* begin Records for this exercise *

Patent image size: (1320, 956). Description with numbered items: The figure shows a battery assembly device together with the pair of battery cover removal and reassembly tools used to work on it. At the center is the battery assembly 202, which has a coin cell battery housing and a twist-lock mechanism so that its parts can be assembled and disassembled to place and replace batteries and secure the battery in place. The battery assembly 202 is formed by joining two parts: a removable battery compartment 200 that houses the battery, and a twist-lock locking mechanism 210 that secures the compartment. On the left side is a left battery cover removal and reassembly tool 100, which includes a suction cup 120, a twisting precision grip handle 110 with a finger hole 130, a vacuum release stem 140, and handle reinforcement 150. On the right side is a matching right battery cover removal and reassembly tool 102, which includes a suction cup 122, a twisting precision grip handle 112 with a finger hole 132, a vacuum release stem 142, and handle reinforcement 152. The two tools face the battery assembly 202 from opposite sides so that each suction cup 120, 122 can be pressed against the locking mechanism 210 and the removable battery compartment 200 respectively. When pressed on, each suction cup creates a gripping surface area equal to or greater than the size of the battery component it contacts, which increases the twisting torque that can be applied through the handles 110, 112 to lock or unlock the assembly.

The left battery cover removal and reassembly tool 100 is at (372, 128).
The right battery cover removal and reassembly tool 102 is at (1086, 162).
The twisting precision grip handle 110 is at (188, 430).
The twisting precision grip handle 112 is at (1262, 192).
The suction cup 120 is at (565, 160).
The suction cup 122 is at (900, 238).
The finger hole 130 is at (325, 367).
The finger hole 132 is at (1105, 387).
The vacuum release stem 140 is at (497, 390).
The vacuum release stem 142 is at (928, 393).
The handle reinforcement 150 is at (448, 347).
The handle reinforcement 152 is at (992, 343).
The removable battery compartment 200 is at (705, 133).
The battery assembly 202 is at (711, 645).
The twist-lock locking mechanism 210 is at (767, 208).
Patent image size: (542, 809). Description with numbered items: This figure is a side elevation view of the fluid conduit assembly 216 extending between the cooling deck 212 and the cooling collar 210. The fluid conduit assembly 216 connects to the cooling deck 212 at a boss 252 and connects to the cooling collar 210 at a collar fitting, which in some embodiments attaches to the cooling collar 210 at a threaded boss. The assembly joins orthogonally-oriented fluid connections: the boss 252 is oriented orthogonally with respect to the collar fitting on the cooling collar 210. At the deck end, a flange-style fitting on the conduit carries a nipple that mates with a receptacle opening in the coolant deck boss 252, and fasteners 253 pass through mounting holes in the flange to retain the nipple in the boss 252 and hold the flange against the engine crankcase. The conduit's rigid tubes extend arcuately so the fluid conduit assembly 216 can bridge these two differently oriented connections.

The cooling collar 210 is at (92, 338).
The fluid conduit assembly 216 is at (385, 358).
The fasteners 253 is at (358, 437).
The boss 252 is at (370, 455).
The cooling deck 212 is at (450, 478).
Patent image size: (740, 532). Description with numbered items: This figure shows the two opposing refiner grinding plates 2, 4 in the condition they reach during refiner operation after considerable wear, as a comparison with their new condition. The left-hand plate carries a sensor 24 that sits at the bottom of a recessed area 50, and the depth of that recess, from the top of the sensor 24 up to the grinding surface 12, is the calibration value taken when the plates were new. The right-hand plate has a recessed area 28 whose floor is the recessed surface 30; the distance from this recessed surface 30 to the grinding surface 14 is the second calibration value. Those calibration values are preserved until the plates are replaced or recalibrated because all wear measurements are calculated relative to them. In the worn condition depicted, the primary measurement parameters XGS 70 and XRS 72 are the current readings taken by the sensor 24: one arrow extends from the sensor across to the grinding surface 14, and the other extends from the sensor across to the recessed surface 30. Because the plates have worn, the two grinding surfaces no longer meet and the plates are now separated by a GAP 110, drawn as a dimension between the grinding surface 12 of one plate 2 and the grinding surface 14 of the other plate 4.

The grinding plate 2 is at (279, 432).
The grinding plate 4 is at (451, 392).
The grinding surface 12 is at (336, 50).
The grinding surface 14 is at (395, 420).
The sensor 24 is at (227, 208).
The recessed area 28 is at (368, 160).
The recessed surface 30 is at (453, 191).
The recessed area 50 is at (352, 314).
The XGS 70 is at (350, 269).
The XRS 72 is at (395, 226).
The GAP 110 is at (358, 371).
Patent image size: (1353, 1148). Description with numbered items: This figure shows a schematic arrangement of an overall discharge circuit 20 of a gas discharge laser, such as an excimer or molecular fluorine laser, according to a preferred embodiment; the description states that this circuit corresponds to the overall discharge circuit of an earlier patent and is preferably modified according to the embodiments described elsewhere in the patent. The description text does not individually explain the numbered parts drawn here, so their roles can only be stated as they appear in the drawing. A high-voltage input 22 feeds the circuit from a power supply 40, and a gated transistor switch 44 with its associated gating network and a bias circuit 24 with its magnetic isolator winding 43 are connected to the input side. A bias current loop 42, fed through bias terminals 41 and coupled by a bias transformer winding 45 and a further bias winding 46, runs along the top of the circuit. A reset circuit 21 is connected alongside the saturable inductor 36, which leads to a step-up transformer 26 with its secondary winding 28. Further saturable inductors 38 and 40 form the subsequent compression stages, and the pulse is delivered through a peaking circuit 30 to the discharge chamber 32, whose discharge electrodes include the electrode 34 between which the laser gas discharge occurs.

* end Records for this exercise *

Write out again, word for word, the stretch of the data from the line that contains "Patent image size: (542, 809)." through the line that contains "The cooling collar 210 is at (92, 338).", including both of those lines.

**Task output:**
Patent image size: (542, 809). Description with numbered items: This figure is a side elevation view of the fluid conduit assembly 216 extending between the cooling deck 212 and the cooling collar 210. The fluid conduit assembly 216 connects to the cooling deck 212 at a boss 252 and connects to the cooling collar 210 at a collar fitting, which in some embodiments attaches to the cooling collar 210 at a threaded boss. The assembly joins orthogonally-oriented fluid connections: the boss 252 is oriented orthogonally with respect to the collar fitting on the cooling collar 210. At the deck end, a flange-style fitting on the conduit carries a nipple that mates with a receptacle opening in the coolant deck boss 252, and fasteners 253 pass through mounting holes in the flange to retain the nipple in the boss 252 and hold the flange against the engine crankcase. The conduit's rigid tubes extend arcuately so the fluid conduit assembly 216 can bridge these two differently oriented connections.

The cooling collar 210 is at (92, 338).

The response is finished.